Copy out all lines of the records in which the word "India" appears.

[start Data excerpts]

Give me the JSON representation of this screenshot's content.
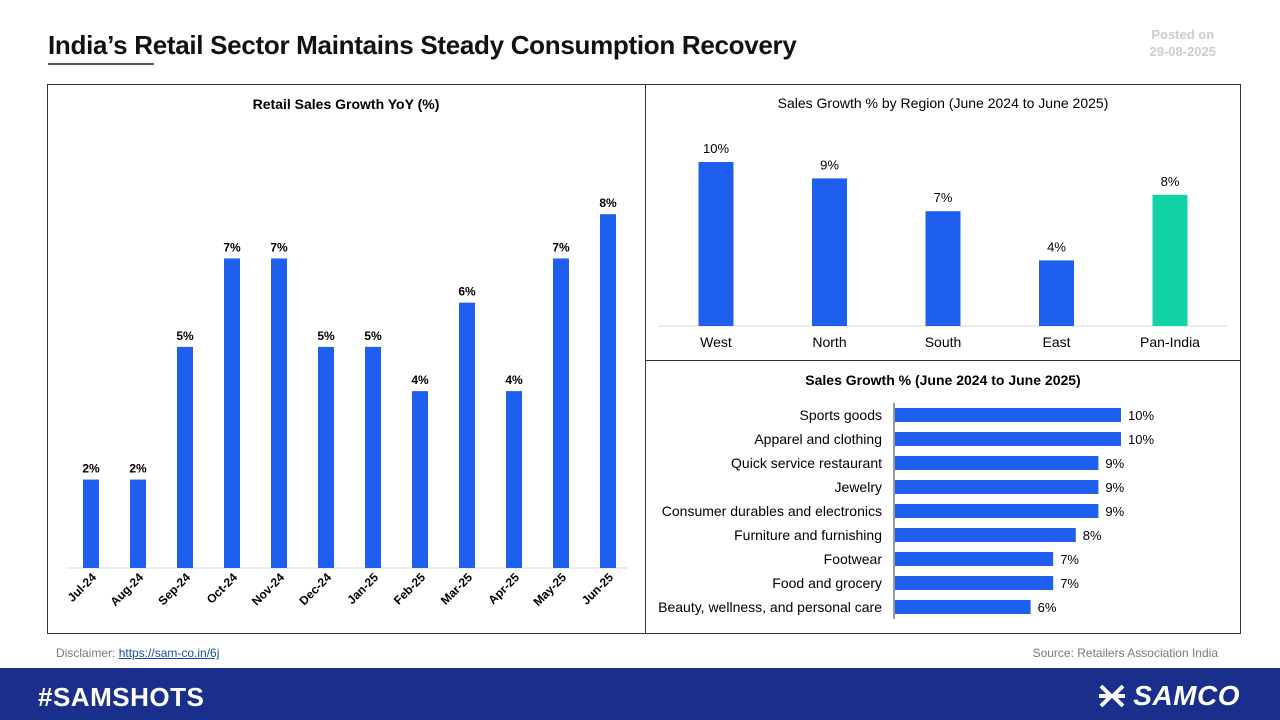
{
  "header": {
    "title": "India’s Retail Sector Maintains Steady Consumption Recovery",
    "posted_label": "Posted on",
    "posted_date": "29-08-2025"
  },
  "colors": {
    "bar": "#1f5ff0",
    "highlight": "#12d3a6",
    "footer": "#1a2e8c"
  },
  "chart_data": [
    {
      "type": "bar",
      "title": "Retail Sales Growth YoY (%)",
      "categories": [
        "Jul-24",
        "Aug-24",
        "Sep-24",
        "Oct-24",
        "Nov-24",
        "Dec-24",
        "Jan-25",
        "Feb-25",
        "Mar-25",
        "Apr-25",
        "May-25",
        "Jun-25"
      ],
      "values": [
        2,
        2,
        5,
        7,
        7,
        5,
        5,
        4,
        6,
        4,
        7,
        8
      ],
      "value_labels": [
        "2%",
        "2%",
        "5%",
        "7%",
        "7%",
        "5%",
        "5%",
        "4%",
        "6%",
        "4%",
        "7%",
        "8%"
      ],
      "ylim": [
        0,
        9
      ]
    },
    {
      "type": "bar",
      "title": "Sales Growth  % by Region  (June  2024 to June  2025)",
      "categories": [
        "West",
        "North",
        "South",
        "East",
        "Pan-India"
      ],
      "values": [
        10,
        9,
        7,
        4,
        8
      ],
      "value_labels": [
        "10%",
        "9%",
        "7%",
        "4%",
        "8%"
      ],
      "highlight": "Pan-India",
      "ylim": [
        0,
        10
      ]
    },
    {
      "type": "bar",
      "orientation": "horizontal",
      "title": "Sales Growth % (June 2024 to June 2025)",
      "categories": [
        "Sports goods",
        "Apparel and clothing",
        "Quick service restaurant",
        "Jewelry",
        "Consumer durables and electronics",
        "Furniture and furnishing",
        "Footwear",
        "Food and grocery",
        "Beauty, wellness, and personal care"
      ],
      "values": [
        10,
        10,
        9,
        9,
        9,
        8,
        7,
        7,
        6
      ],
      "value_labels": [
        "10%",
        "10%",
        "9%",
        "9%",
        "9%",
        "8%",
        "7%",
        "7%",
        "6%"
      ],
      "xlim": [
        0,
        10
      ]
    }
  ],
  "footer": {
    "disclaimer_label": "Disclaimer:",
    "disclaimer_link": "https://sam-co.in/6j",
    "source": "Source: Retailers Association India",
    "hashtag": "#SAMSHOTS",
    "brand": "SAMCO",
    "brand_icon": "samco-logo-icon"
  }
}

[end Data excerpts]

## Completed exercise
    "title": "India’s Retail Sector Maintains Steady Consumption Recovery",
        "Pan-India"
      "highlight": "Pan-India",
    "source": "Source: Retailers Association India",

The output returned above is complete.